>> start Input

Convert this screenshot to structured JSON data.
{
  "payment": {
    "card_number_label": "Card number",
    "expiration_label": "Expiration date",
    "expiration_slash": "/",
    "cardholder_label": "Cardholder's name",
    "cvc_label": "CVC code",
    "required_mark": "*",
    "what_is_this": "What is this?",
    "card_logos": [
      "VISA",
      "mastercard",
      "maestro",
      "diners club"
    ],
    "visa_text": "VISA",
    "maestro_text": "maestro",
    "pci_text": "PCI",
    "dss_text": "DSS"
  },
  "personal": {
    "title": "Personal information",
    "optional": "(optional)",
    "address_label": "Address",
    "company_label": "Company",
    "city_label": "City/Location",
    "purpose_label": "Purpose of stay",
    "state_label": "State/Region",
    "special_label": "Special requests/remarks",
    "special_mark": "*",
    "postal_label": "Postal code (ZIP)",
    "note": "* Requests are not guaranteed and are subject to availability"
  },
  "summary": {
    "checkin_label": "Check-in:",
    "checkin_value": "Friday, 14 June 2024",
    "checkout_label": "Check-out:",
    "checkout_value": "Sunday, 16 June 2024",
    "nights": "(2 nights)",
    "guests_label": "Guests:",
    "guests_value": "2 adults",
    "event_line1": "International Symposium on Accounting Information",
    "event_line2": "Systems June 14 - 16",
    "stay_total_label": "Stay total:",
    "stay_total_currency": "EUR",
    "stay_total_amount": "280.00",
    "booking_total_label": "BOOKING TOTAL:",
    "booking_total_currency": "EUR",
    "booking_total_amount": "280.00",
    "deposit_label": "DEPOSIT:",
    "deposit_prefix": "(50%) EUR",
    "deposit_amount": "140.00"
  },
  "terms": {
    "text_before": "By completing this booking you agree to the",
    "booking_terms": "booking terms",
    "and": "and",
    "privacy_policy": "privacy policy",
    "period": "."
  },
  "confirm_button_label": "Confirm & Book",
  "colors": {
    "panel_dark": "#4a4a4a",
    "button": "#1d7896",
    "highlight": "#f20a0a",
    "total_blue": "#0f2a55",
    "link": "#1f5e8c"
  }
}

>> end Input

Brief:
Count up the lines in the listing that hold the word "code", and give that number only.

Solution:
2